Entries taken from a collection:
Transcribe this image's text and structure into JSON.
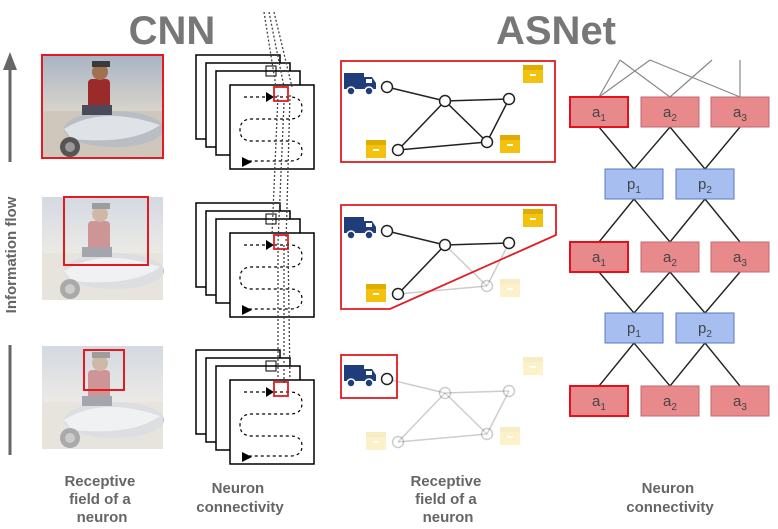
{
  "titles": {
    "cnn": "CNN",
    "asnet": "ASNet"
  },
  "side_label": "Information flow",
  "captions": {
    "cnn_receptive": [
      "Receptive",
      "field of a",
      "neuron"
    ],
    "cnn_connectivity": [
      "Neuron",
      "connectivity"
    ],
    "asnet_receptive": [
      "Receptive",
      "field of a",
      "neuron"
    ],
    "asnet_connectivity": [
      "Neuron",
      "connectivity"
    ]
  },
  "nodes": {
    "action": {
      "letter": "a",
      "subs": [
        "1",
        "2",
        "3"
      ]
    },
    "proposition": {
      "letter": "p",
      "subs": [
        "1",
        "2"
      ]
    }
  },
  "colors": {
    "action_fill": "#e8898c",
    "action_highlight": "#e4101c",
    "prop_fill": "#a6bff0",
    "prop_stroke": "#5a7ac0",
    "truck": "#1f3d7a",
    "box": "#f4c20d",
    "receptive_red": "#e21b23",
    "title_gray": "#777777"
  },
  "layers": {
    "action_layers": 3,
    "prop_layers": 2
  }
}
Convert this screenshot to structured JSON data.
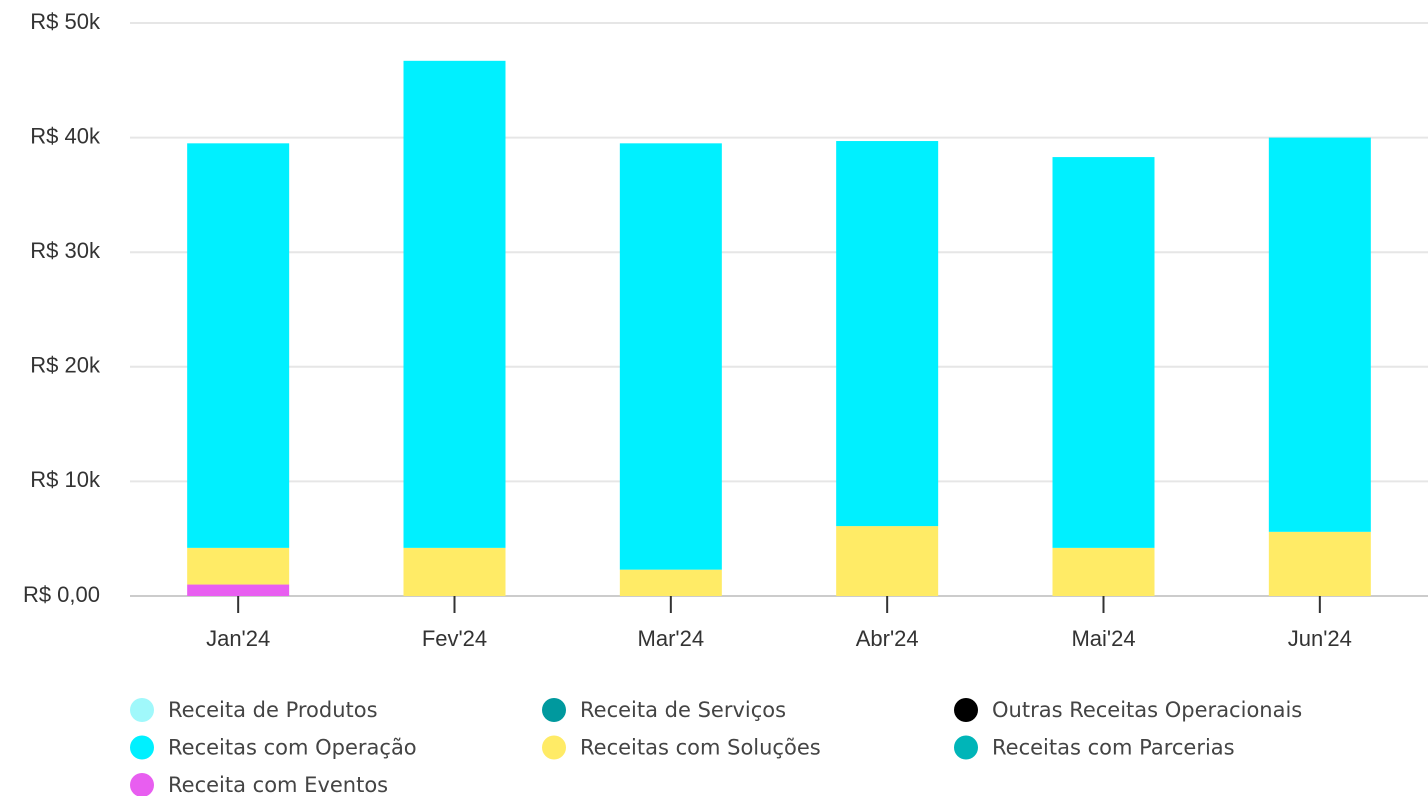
{
  "chart_data": {
    "type": "stacked_bar",
    "categories": [
      "Jan'24",
      "Fev'24",
      "Mar'24",
      "Abr'24",
      "Mai'24",
      "Jun'24"
    ],
    "series": [
      {
        "name": "Receita de Produtos",
        "color": "#a0f8fb",
        "values": [
          0,
          0,
          0,
          0,
          0,
          0
        ]
      },
      {
        "name": "Receita de Serviços",
        "color": "#00999e",
        "values": [
          0,
          0,
          0,
          0,
          0,
          0
        ]
      },
      {
        "name": "Outras Receitas Operacionais",
        "color": "#000000",
        "values": [
          0,
          0,
          0,
          0,
          0,
          0
        ]
      },
      {
        "name": "Receitas com Operação",
        "color": "#00f0ff",
        "values": [
          35300,
          42500,
          37200,
          33600,
          34100,
          34400
        ]
      },
      {
        "name": "Receitas com Soluções",
        "color": "#ffeb66",
        "values": [
          3200,
          4200,
          2300,
          6100,
          4200,
          5600
        ]
      },
      {
        "name": "Receitas com Parcerias",
        "color": "#00b5b8",
        "values": [
          0,
          0,
          0,
          0,
          0,
          0
        ]
      },
      {
        "name": "Receita com Eventos",
        "color": "#e85ef0",
        "values": [
          1000,
          0,
          0,
          0,
          0,
          0
        ]
      }
    ],
    "ylim": [
      0,
      50000
    ],
    "yticks": [
      {
        "value": 0,
        "label": "R$ 0,00"
      },
      {
        "value": 10000,
        "label": "R$ 10k"
      },
      {
        "value": 20000,
        "label": "R$ 20k"
      },
      {
        "value": 30000,
        "label": "R$ 30k"
      },
      {
        "value": 40000,
        "label": "R$ 40k"
      },
      {
        "value": 50000,
        "label": "R$ 50k"
      }
    ],
    "grid": true,
    "legend": "bottom"
  }
}
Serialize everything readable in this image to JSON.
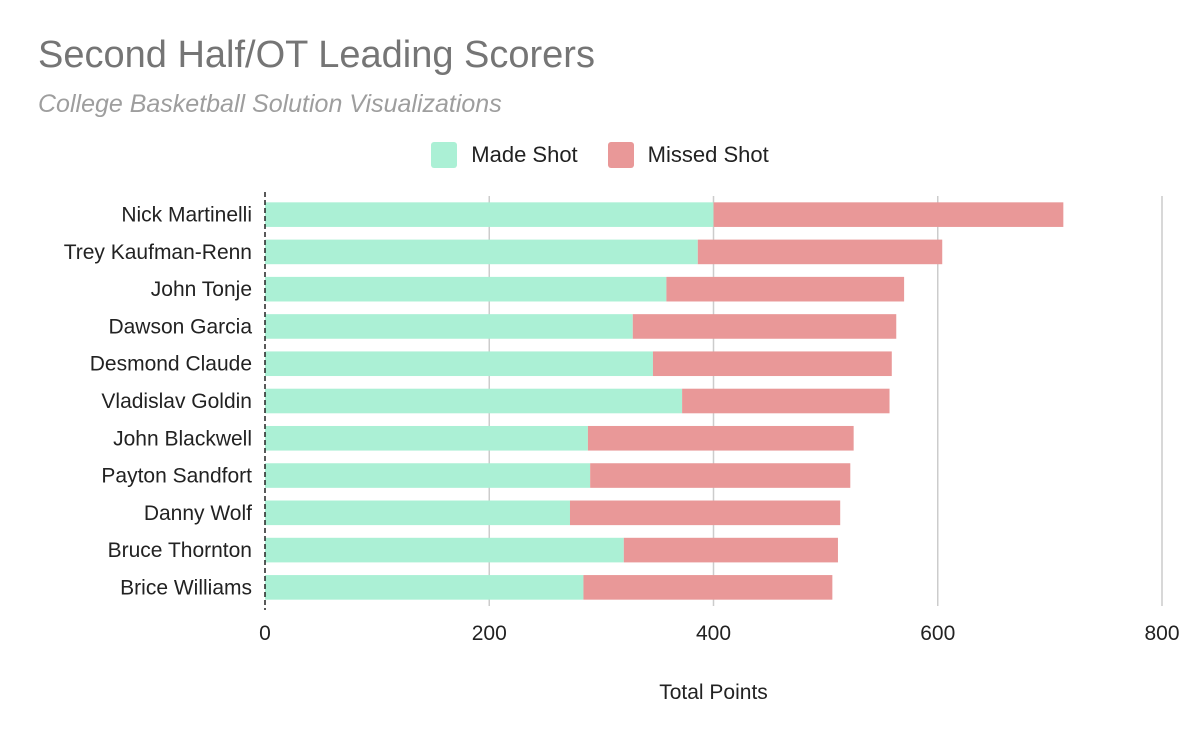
{
  "chart_data": {
    "type": "bar",
    "orientation": "horizontal",
    "stacked": true,
    "title": "Second Half/OT Leading Scorers",
    "subtitle": "College Basketball Solution Visualizations",
    "xlabel": "Total Points",
    "ylabel": "",
    "xlim": [
      0,
      800
    ],
    "xticks": [
      0,
      200,
      400,
      600,
      800
    ],
    "grid": true,
    "legend_position": "top",
    "categories": [
      "Nick Martinelli",
      "Trey Kaufman-Renn",
      "John Tonje",
      "Dawson Garcia",
      "Desmond Claude",
      "Vladislav Goldin",
      "John Blackwell",
      "Payton Sandfort",
      "Danny Wolf",
      "Bruce Thornton",
      "Brice Williams"
    ],
    "series": [
      {
        "name": "Made Shot",
        "color": "#abf0d5",
        "values": [
          400,
          386,
          358,
          328,
          346,
          372,
          288,
          290,
          272,
          320,
          284
        ]
      },
      {
        "name": "Missed Shot",
        "color": "#e99898",
        "values": [
          312,
          218,
          212,
          235,
          213,
          185,
          237,
          232,
          241,
          191,
          222
        ]
      }
    ]
  }
}
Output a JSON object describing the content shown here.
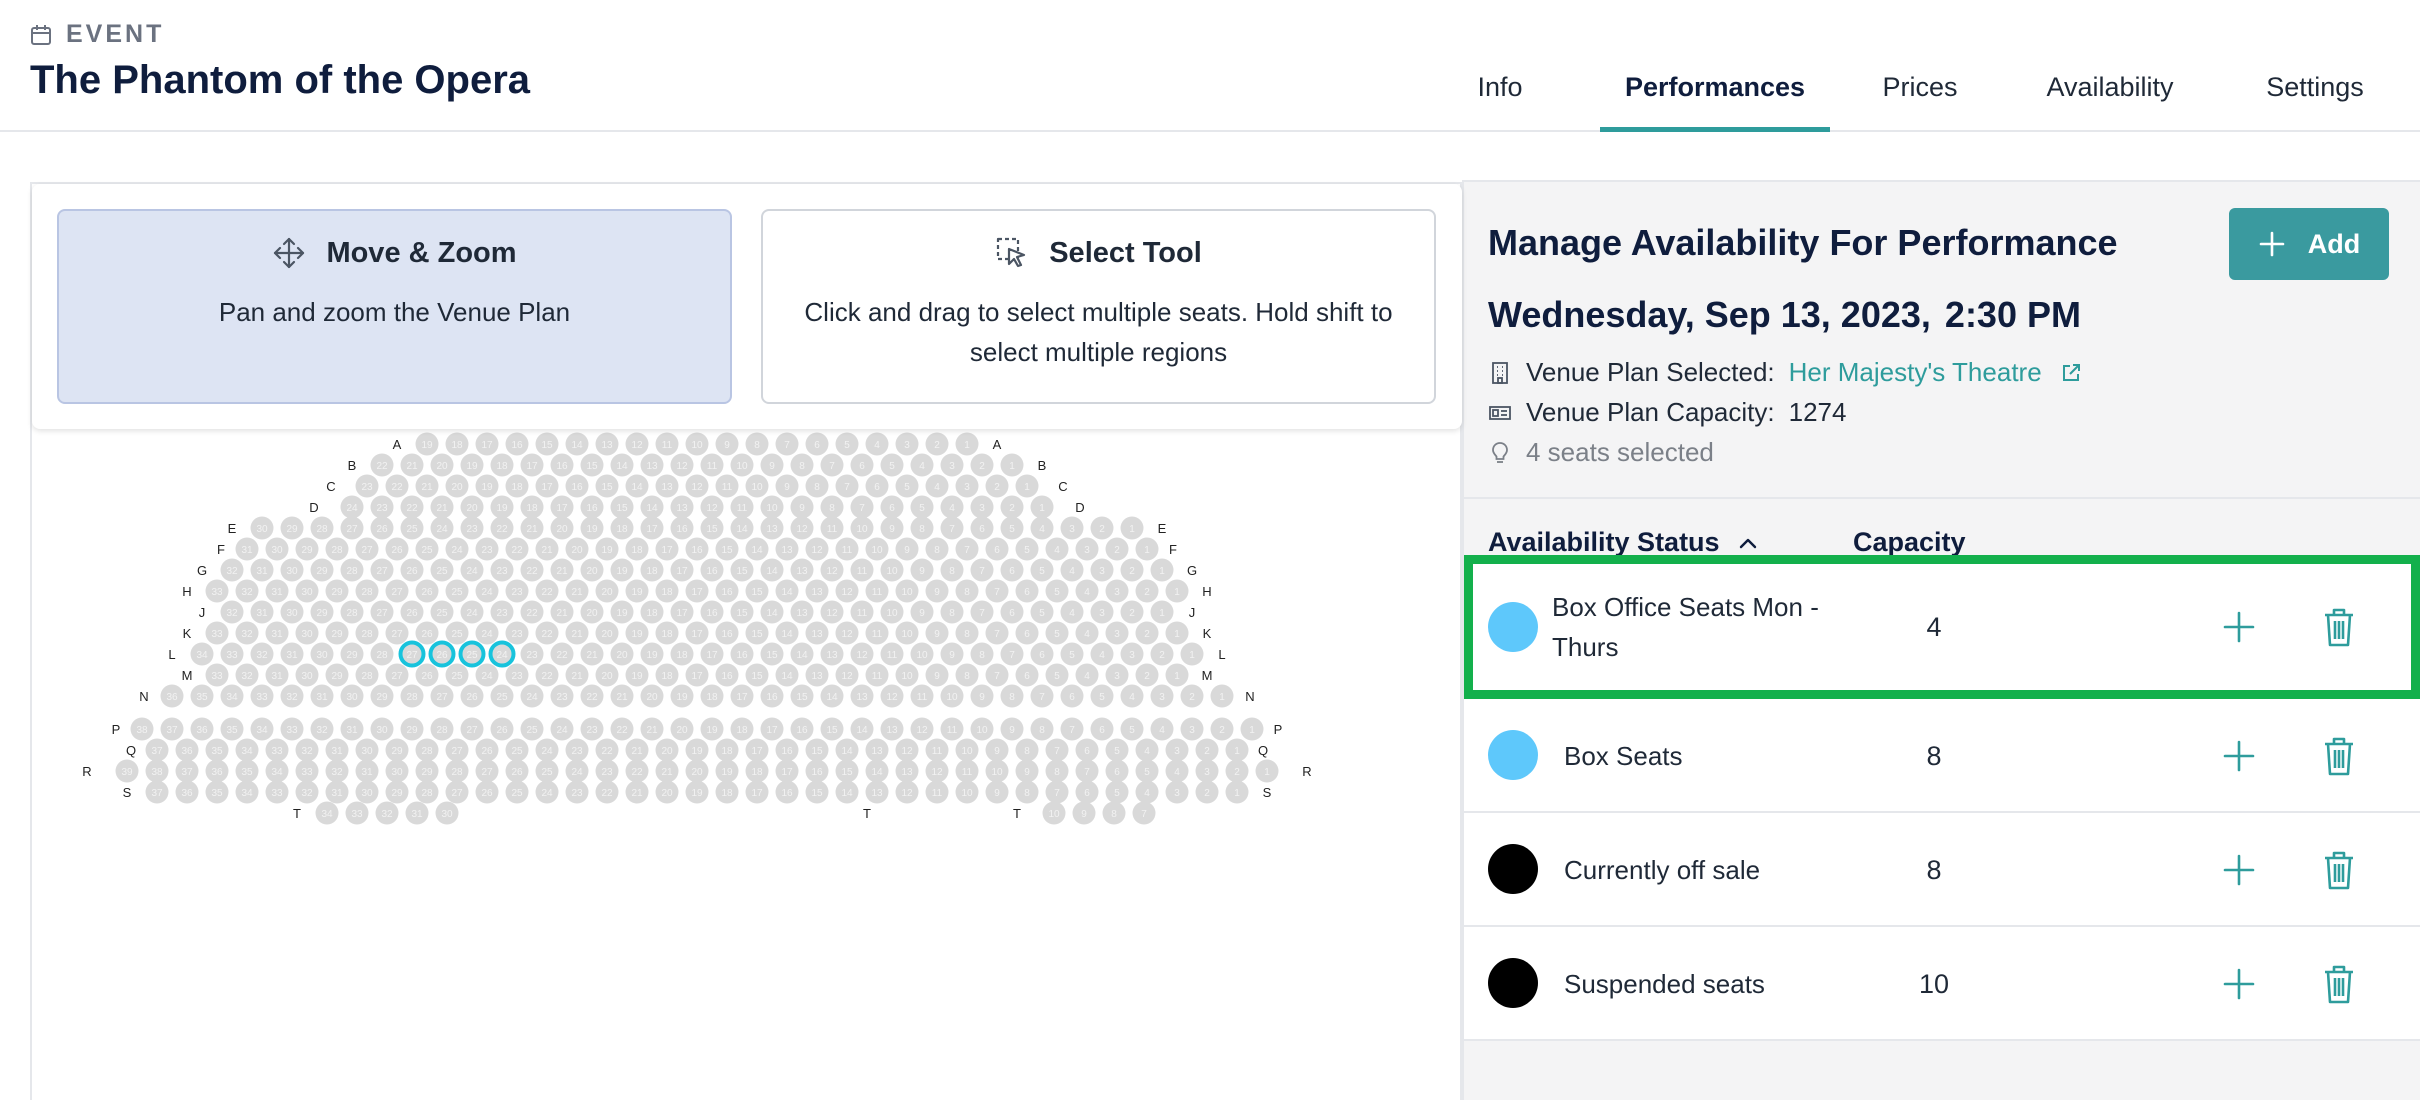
{
  "header": {
    "eyebrow": "EVENT",
    "eyebrow_icon": "calendar-icon",
    "title": "The Phantom of the Opera",
    "tabs": [
      {
        "label": "Info",
        "active": false
      },
      {
        "label": "Performances",
        "active": true
      },
      {
        "label": "Prices",
        "active": false
      },
      {
        "label": "Availability",
        "active": false
      },
      {
        "label": "Settings",
        "active": false
      }
    ],
    "accent_color": "#2e9c9c"
  },
  "tools": {
    "move": {
      "title": "Move & Zoom",
      "desc": "Pan and zoom the Venue Plan",
      "icon": "move-icon",
      "active": true
    },
    "select": {
      "title": "Select Tool",
      "desc": "Click and drag to select multiple seats. Hold shift to select multiple regions",
      "icon": "select-cursor-icon",
      "active": false
    }
  },
  "venue_plan": {
    "seat_color": "#d9d9d9",
    "selected_seat_color": "#18c3dc",
    "rows": [
      {
        "label": "A",
        "max": 19
      },
      {
        "label": "B",
        "max": 22
      },
      {
        "label": "C",
        "max": 23
      },
      {
        "label": "D",
        "max": 24
      },
      {
        "label": "E",
        "max": 30
      },
      {
        "label": "F",
        "max": 31
      },
      {
        "label": "G",
        "max": 32
      },
      {
        "label": "H",
        "max": 33
      },
      {
        "label": "J",
        "max": 32
      },
      {
        "label": "K",
        "max": 33
      },
      {
        "label": "L",
        "max": 34,
        "selected": [
          27,
          26,
          25,
          24
        ]
      },
      {
        "label": "M",
        "max": 33
      },
      {
        "label": "N",
        "max": 36
      },
      {
        "label": "P",
        "max": 38
      },
      {
        "label": "Q",
        "max": 37
      },
      {
        "label": "R",
        "max": 39
      },
      {
        "label": "S",
        "max": 37
      },
      {
        "label": "T",
        "left": [
          34,
          33,
          32,
          31,
          30
        ],
        "right": [
          10,
          9,
          8,
          7
        ]
      }
    ]
  },
  "panel": {
    "title": "Manage Availability For Performance",
    "add_label": "Add",
    "date": "Wednesday, Sep 13, 2023,",
    "time": "2:30 PM",
    "venue_label": "Venue Plan Selected:",
    "venue_name": "Her Majesty's Theatre",
    "capacity_label": "Venue Plan Capacity:",
    "capacity_value": "1274",
    "selected_text": "4 seats selected",
    "col_status": "Availability Status",
    "col_capacity": "Capacity"
  },
  "availability": [
    {
      "label": "Box Office Seats Mon - Thurs",
      "capacity": "4",
      "color": "#5ec8fb",
      "highlight": true
    },
    {
      "label": "Box Seats",
      "capacity": "8",
      "color": "#5ec8fb",
      "highlight": false
    },
    {
      "label": "Currently off sale",
      "capacity": "8",
      "color": "#000000",
      "highlight": false
    },
    {
      "label": "Suspended seats",
      "capacity": "10",
      "color": "#000000",
      "highlight": false
    }
  ]
}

Your task
Your copy of the data should match it exactly, except that pictures are left out.

Reply to the task
Transcribe this image's text and structure into JSON.
{
  "titles": {
    "cnn": "CNN",
    "asnet": "ASNet"
  },
  "side_label": "Information flow",
  "captions": {
    "cnn_receptive": [
      "Receptive",
      "field of a",
      "neuron"
    ],
    "cnn_connectivity": [
      "Neuron",
      "connectivity"
    ],
    "asnet_receptive": [
      "Receptive",
      "field of a",
      "neuron"
    ],
    "asnet_connectivity": [
      "Neuron",
      "connectivity"
    ]
  },
  "nodes": {
    "action": {
      "letter": "a",
      "subs": [
        "1",
        "2",
        "3"
      ]
    },
    "proposition": {
      "letter": "p",
      "subs": [
        "1",
        "2"
      ]
    }
  },
  "colors": {
    "action_fill": "#e8898c",
    "action_highlight": "#e4101c",
    "prop_fill": "#a6bff0",
    "prop_stroke": "#5a7ac0",
    "truck": "#1f3d7a",
    "box": "#f4c20d",
    "receptive_red": "#e21b23",
    "title_gray": "#777777"
  },
  "layers": {
    "action_layers": 3,
    "prop_layers": 2
  }
}
Convert this screenshot to structured JSON data.
{
  "chart_data": {
    "type": "stacked_bar",
    "categories": [
      "Jan'24",
      "Fev'24",
      "Mar'24",
      "Abr'24",
      "Mai'24",
      "Jun'24"
    ],
    "series": [
      {
        "name": "Receita de Produtos",
        "color": "#a0f8fb",
        "values": [
          0,
          0,
          0,
          0,
          0,
          0
        ]
      },
      {
        "name": "Receita de Serviços",
        "color": "#00999e",
        "values": [
          0,
          0,
          0,
          0,
          0,
          0
        ]
      },
      {
        "name": "Outras Receitas Operacionais",
        "color": "#000000",
        "values": [
          0,
          0,
          0,
          0,
          0,
          0
        ]
      },
      {
        "name": "Receitas com Operação",
        "color": "#00f0ff",
        "values": [
          35300,
          42500,
          37200,
          33600,
          34100,
          34400
        ]
      },
      {
        "name": "Receitas com Soluções",
        "color": "#ffeb66",
        "values": [
          3200,
          4200,
          2300,
          6100,
          4200,
          5600
        ]
      },
      {
        "name": "Receitas com Parcerias",
        "color": "#00b5b8",
        "values": [
          0,
          0,
          0,
          0,
          0,
          0
        ]
      },
      {
        "name": "Receita com Eventos",
        "color": "#e85ef0",
        "values": [
          1000,
          0,
          0,
          0,
          0,
          0
        ]
      }
    ],
    "ylim": [
      0,
      50000
    ],
    "yticks": [
      {
        "value": 0,
        "label": "R$ 0,00"
      },
      {
        "value": 10000,
        "label": "R$ 10k"
      },
      {
        "value": 20000,
        "label": "R$ 20k"
      },
      {
        "value": 30000,
        "label": "R$ 30k"
      },
      {
        "value": 40000,
        "label": "R$ 40k"
      },
      {
        "value": 50000,
        "label": "R$ 50k"
      }
    ],
    "grid": true,
    "legend": "bottom"
  }
}
Serialize everything readable in this image to JSON.
{
  "chart_data": {
    "type": "bar",
    "orientation": "horizontal",
    "stacked": true,
    "title": "Second Half/OT Leading Scorers",
    "subtitle": "College Basketball Solution Visualizations",
    "xlabel": "Total Points",
    "ylabel": "",
    "xlim": [
      0,
      800
    ],
    "xticks": [
      0,
      200,
      400,
      600,
      800
    ],
    "grid": true,
    "legend_position": "top",
    "categories": [
      "Nick Martinelli",
      "Trey Kaufman-Renn",
      "John Tonje",
      "Dawson Garcia",
      "Desmond Claude",
      "Vladislav Goldin",
      "John Blackwell",
      "Payton Sandfort",
      "Danny Wolf",
      "Bruce Thornton",
      "Brice Williams"
    ],
    "series": [
      {
        "name": "Made Shot",
        "color": "#abf0d5",
        "values": [
          400,
          386,
          358,
          328,
          346,
          372,
          288,
          290,
          272,
          320,
          284
        ]
      },
      {
        "name": "Missed Shot",
        "color": "#e99898",
        "values": [
          312,
          218,
          212,
          235,
          213,
          185,
          237,
          232,
          241,
          191,
          222
        ]
      }
    ]
  }
}
Output a JSON object describing the content shown here.
{
  "header": {
    "eyebrow": "EVENT",
    "eyebrow_icon": "calendar-icon",
    "title": "The Phantom of the Opera",
    "tabs": [
      {
        "label": "Info",
        "active": false
      },
      {
        "label": "Performances",
        "active": true
      },
      {
        "label": "Prices",
        "active": false
      },
      {
        "label": "Availability",
        "active": false
      },
      {
        "label": "Settings",
        "active": false
      }
    ],
    "accent_color": "#2e9c9c"
  },
  "tools": {
    "move": {
      "title": "Move & Zoom",
      "desc": "Pan and zoom the Venue Plan",
      "icon": "move-icon",
      "active": true
    },
    "select": {
      "title": "Select Tool",
      "desc": "Click and drag to select multiple seats. Hold shift to select multiple regions",
      "icon": "select-cursor-icon",
      "active": false
    }
  },
  "venue_plan": {
    "seat_color": "#d9d9d9",
    "selected_seat_color": "#18c3dc",
    "rows": [
      {
        "label": "A",
        "max": 19
      },
      {
        "label": "B",
        "max": 22
      },
      {
        "label": "C",
        "max": 23
      },
      {
        "label": "D",
        "max": 24
      },
      {
        "label": "E",
        "max": 30
      },
      {
        "label": "F",
        "max": 31
      },
      {
        "label": "G",
        "max": 32
      },
      {
        "label": "H",
        "max": 33
      },
      {
        "label": "J",
        "max": 32
      },
      {
        "label": "K",
        "max": 33
      },
      {
        "label": "L",
        "max": 34,
        "selected": [
          27,
          26,
          25,
          24
        ]
      },
      {
        "label": "M",
        "max": 33
      },
      {
        "label": "N",
        "max": 36
      },
      {
        "label": "P",
        "max": 38
      },
      {
        "label": "Q",
        "max": 37
      },
      {
        "label": "R",
        "max": 39
      },
      {
        "label": "S",
        "max": 37
      },
      {
        "label": "T",
        "left": [
          34,
          33,
          32,
          31,
          30
        ],
        "right": [
          10,
          9,
          8,
          7
        ]
      }
    ]
  },
  "panel": {
    "title": "Manage Availability For Performance",
    "add_label": "Add",
    "date": "Wednesday, Sep 13, 2023,",
    "time": "2:30 PM",
    "venue_label": "Venue Plan Selected:",
    "venue_name": "Her Majesty's Theatre",
    "capacity_label": "Venue Plan Capacity:",
    "capacity_value": "1274",
    "selected_text": "4 seats selected",
    "col_status": "Availability Status",
    "col_capacity": "Capacity"
  },
  "availability": [
    {
      "label": "Box Office Seats Mon - Thurs",
      "capacity": "4",
      "color": "#5ec8fb",
      "highlight": true
    },
    {
      "label": "Box Seats",
      "capacity": "8",
      "color": "#5ec8fb",
      "highlight": false
    },
    {
      "label": "Currently off sale",
      "capacity": "8",
      "color": "#000000",
      "highlight": false
    },
    {
      "label": "Suspended seats",
      "capacity": "10",
      "color": "#000000",
      "highlight": false
    }
  ]
}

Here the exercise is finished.